__Data provided__:

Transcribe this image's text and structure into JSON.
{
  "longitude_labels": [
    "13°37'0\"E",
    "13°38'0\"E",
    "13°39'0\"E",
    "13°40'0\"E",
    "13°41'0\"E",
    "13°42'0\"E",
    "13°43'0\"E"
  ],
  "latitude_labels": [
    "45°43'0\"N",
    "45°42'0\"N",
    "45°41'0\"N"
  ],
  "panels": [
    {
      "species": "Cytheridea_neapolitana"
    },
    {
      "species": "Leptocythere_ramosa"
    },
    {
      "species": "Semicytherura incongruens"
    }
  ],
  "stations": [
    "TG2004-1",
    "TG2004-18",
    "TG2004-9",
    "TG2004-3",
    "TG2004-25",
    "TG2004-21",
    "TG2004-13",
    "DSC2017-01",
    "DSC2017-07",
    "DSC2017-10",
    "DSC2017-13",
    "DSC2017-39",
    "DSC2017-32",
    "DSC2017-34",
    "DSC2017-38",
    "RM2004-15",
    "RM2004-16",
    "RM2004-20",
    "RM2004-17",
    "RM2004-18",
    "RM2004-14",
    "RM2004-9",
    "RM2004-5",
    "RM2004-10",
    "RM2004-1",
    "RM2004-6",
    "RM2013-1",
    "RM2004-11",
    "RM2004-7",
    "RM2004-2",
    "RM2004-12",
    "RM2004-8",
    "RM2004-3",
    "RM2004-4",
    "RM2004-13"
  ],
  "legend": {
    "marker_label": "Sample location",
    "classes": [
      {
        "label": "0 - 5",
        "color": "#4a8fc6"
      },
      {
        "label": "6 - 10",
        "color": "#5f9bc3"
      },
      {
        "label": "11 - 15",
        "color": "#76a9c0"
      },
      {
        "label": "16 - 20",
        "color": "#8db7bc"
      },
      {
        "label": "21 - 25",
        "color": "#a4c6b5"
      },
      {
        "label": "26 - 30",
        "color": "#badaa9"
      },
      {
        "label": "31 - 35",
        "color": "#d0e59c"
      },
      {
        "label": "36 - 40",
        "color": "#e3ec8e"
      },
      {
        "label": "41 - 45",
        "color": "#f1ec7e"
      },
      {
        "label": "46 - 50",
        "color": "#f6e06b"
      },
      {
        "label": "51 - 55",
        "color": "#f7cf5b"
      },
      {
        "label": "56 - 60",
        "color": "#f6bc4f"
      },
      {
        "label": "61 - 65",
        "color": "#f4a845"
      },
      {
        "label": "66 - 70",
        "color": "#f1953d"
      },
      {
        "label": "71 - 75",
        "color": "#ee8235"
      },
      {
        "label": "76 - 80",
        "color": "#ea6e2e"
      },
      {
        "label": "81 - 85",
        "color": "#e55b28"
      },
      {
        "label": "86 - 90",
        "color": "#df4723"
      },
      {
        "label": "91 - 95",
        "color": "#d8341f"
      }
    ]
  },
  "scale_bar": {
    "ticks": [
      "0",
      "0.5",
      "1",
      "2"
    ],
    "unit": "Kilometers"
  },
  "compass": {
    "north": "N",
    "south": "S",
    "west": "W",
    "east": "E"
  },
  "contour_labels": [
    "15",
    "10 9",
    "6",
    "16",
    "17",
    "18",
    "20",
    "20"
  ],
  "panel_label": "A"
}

__Task directions__: Set all of the records down again, exactly as they stand.

__Worked solution__:
Transcribe this image's text and structure into JSON.
{
  "longitude_labels": [
    "13°37'0\"E",
    "13°38'0\"E",
    "13°39'0\"E",
    "13°40'0\"E",
    "13°41'0\"E",
    "13°42'0\"E",
    "13°43'0\"E"
  ],
  "latitude_labels": [
    "45°43'0\"N",
    "45°42'0\"N",
    "45°41'0\"N"
  ],
  "panels": [
    {
      "species": "Cytheridea_neapolitana"
    },
    {
      "species": "Leptocythere_ramosa"
    },
    {
      "species": "Semicytherura incongruens"
    }
  ],
  "stations": [
    "TG2004-1",
    "TG2004-18",
    "TG2004-9",
    "TG2004-3",
    "TG2004-25",
    "TG2004-21",
    "TG2004-13",
    "DSC2017-01",
    "DSC2017-07",
    "DSC2017-10",
    "DSC2017-13",
    "DSC2017-39",
    "DSC2017-32",
    "DSC2017-34",
    "DSC2017-38",
    "RM2004-15",
    "RM2004-16",
    "RM2004-20",
    "RM2004-17",
    "RM2004-18",
    "RM2004-14",
    "RM2004-9",
    "RM2004-5",
    "RM2004-10",
    "RM2004-1",
    "RM2004-6",
    "RM2013-1",
    "RM2004-11",
    "RM2004-7",
    "RM2004-2",
    "RM2004-12",
    "RM2004-8",
    "RM2004-3",
    "RM2004-4",
    "RM2004-13"
  ],
  "legend": {
    "marker_label": "Sample location",
    "classes": [
      {
        "label": "0 - 5",
        "color": "#4a8fc6"
      },
      {
        "label": "6 - 10",
        "color": "#5f9bc3"
      },
      {
        "label": "11 - 15",
        "color": "#76a9c0"
      },
      {
        "label": "16 - 20",
        "color": "#8db7bc"
      },
      {
        "label": "21 - 25",
        "color": "#a4c6b5"
      },
      {
        "label": "26 - 30",
        "color": "#badaa9"
      },
      {
        "label": "31 - 35",
        "color": "#d0e59c"
      },
      {
        "label": "36 - 40",
        "color": "#e3ec8e"
      },
      {
        "label": "41 - 45",
        "color": "#f1ec7e"
      },
      {
        "label": "46 - 50",
        "color": "#f6e06b"
      },
      {
        "label": "51 - 55",
        "color": "#f7cf5b"
      },
      {
        "label": "56 - 60",
        "color": "#f6bc4f"
      },
      {
        "label": "61 - 65",
        "color": "#f4a845"
      },
      {
        "label": "66 - 70",
        "color": "#f1953d"
      },
      {
        "label": "71 - 75",
        "color": "#ee8235"
      },
      {
        "label": "76 - 80",
        "color": "#ea6e2e"
      },
      {
        "label": "81 - 85",
        "color": "#e55b28"
      },
      {
        "label": "86 - 90",
        "color": "#df4723"
      },
      {
        "label": "91 - 95",
        "color": "#d8341f"
      }
    ]
  },
  "scale_bar": {
    "ticks": [
      "0",
      "0.5",
      "1",
      "2"
    ],
    "unit": "Kilometers"
  },
  "compass": {
    "north": "N",
    "south": "S",
    "west": "W",
    "east": "E"
  },
  "contour_labels": [
    "15",
    "10 9",
    "6",
    "16",
    "17",
    "18",
    "20",
    "20"
  ],
  "panel_label": "A"
}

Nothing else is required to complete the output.